• _To be done_: Retype everything in the listing, leaving each line exactly as it is.
(begin)
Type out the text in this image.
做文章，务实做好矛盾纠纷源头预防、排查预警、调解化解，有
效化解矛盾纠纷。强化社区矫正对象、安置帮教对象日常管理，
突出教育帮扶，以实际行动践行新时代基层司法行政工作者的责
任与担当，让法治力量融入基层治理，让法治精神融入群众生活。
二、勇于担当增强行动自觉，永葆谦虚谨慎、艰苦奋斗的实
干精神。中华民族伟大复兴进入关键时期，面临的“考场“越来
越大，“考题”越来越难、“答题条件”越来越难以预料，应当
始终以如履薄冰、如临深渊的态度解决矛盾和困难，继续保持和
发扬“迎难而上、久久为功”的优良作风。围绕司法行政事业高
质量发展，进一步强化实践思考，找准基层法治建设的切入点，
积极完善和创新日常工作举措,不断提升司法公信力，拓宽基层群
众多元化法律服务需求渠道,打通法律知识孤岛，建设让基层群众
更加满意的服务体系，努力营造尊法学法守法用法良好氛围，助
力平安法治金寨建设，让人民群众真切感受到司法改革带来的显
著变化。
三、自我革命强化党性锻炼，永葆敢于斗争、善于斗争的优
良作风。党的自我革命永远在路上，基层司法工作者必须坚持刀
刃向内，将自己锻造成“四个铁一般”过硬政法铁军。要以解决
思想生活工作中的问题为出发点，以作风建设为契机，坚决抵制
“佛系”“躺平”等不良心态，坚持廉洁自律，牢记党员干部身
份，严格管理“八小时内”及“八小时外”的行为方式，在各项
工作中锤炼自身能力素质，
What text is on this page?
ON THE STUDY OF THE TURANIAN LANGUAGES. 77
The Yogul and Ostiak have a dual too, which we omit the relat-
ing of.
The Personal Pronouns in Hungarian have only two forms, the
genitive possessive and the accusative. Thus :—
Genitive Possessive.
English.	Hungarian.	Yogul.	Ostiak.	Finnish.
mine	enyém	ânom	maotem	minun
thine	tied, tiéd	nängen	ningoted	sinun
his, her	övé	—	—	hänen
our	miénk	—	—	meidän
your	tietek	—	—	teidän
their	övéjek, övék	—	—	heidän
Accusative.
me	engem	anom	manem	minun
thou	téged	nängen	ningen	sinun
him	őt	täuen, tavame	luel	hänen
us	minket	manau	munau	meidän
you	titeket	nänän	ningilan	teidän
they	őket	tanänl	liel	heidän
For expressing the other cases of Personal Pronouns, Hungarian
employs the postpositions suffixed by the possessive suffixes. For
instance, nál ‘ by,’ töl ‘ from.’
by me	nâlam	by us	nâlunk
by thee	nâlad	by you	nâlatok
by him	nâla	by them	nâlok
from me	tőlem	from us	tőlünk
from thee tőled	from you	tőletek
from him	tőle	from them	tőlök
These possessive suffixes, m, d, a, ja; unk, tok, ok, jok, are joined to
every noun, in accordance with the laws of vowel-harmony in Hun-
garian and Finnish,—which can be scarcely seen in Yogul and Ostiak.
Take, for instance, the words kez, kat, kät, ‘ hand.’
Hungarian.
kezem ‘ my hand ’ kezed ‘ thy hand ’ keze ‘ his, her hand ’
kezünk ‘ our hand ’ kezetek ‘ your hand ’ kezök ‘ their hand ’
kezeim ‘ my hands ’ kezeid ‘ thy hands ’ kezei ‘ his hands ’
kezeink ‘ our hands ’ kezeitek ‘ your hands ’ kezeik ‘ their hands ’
(end)
• _Exercise response_:
Type out the text in this image.
做文章，务实做好矛盾纠纷源头预防、排查预警、调解化解，有
效化解矛盾纠纷。强化社区矫正对象、安置帮教对象日常管理，
突出教育帮扶，以实际行动践行新时代基层司法行政工作者的责
任与担当，让法治力量融入基层治理，让法治精神融入群众生活。
二、勇于担当增强行动自觉，永葆谦虚谨慎、艰苦奋斗的实
干精神。中华民族伟大复兴进入关键时期，面临的“考场“越来
越大，“考题”越来越难、“答题条件”越来越难以预料，应当
始终以如履薄冰、如临深渊的态度解决矛盾和困难，继续保持和
发扬“迎难而上、久久为功”的优良作风。围绕司法行政事业高
质量发展，进一步强化实践思考，找准基层法治建设的切入点，
积极完善和创新日常工作举措,不断提升司法公信力，拓宽基层群
众多元化法律服务需求渠道,打通法律知识孤岛，建设让基层群众
更加满意的服务体系，努力营造尊法学法守法用法良好氛围，助
力平安法治金寨建设，让人民群众真切感受到司法改革带来的显
著变化。
三、自我革命强化党性锻炼，永葆敢于斗争、善于斗争的优
良作风。党的自我革命永远在路上，基层司法工作者必须坚持刀
刃向内，将自己锻造成“四个铁一般”过硬政法铁军。要以解决
思想生活工作中的问题为出发点，以作风建设为契机，坚决抵制
“佛系”“躺平”等不良心态，坚持廉洁自律，牢记党员干部身
份，严格管理“八小时内”及“八小时外”的行为方式，在各项
工作中锤炼自身能力素质，
What text is on this page?
ON THE STUDY OF THE TURANIAN LANGUAGES. 77
The Yogul and Ostiak have a dual too, which we omit the relat-
ing of.
The Personal Pronouns in Hungarian have only two forms, the
genitive possessive and the accusative. Thus :—
Genitive Possessive.
English.	Hungarian.	Yogul.	Ostiak.	Finnish.
mine	enyém	ânom	maotem	minun
thine	tied, tiéd	nängen	ningoted	sinun
his, her	övé	—	—	hänen
our	miénk	—	—	meidän
your	tietek	—	—	teidän
their	övéjek, övék	—	—	heidän
Accusative.
me	engem	anom	manem	minun
thou	téged	nängen	ningen	sinun
him	őt	täuen, tavame	luel	hänen
us	minket	manau	munau	meidän
you	titeket	nänän	ningilan	teidän
they	őket	tanänl	liel	heidän
For expressing the other cases of Personal Pronouns, Hungarian
employs the postpositions suffixed by the possessive suffixes. For
instance, nál ‘ by,’ töl ‘ from.’
by me	nâlam	by us	nâlunk
by thee	nâlad	by you	nâlatok
by him	nâla	by them	nâlok
from me	tőlem	from us	tőlünk
from thee tőled	from you	tőletek
from him	tőle	from them	tőlök
These possessive suffixes, m, d, a, ja; unk, tok, ok, jok, are joined to
every noun, in accordance with the laws of vowel-harmony in Hun-
garian and Finnish,—which can be scarcely seen in Yogul and Ostiak.
Take, for instance, the words kez, kat, kät, ‘ hand.’
Hungarian.
kezem ‘ my hand ’ kezed ‘ thy hand ’ keze ‘ his, her hand ’
kezünk ‘ our hand ’ kezetek ‘ your hand ’ kezök ‘ their hand ’
kezeim ‘ my hands ’ kezeid ‘ thy hands ’ kezei ‘ his hands ’
kezeink ‘ our hands ’ kezeitek ‘ your hands ’ kezeik ‘ their hands ’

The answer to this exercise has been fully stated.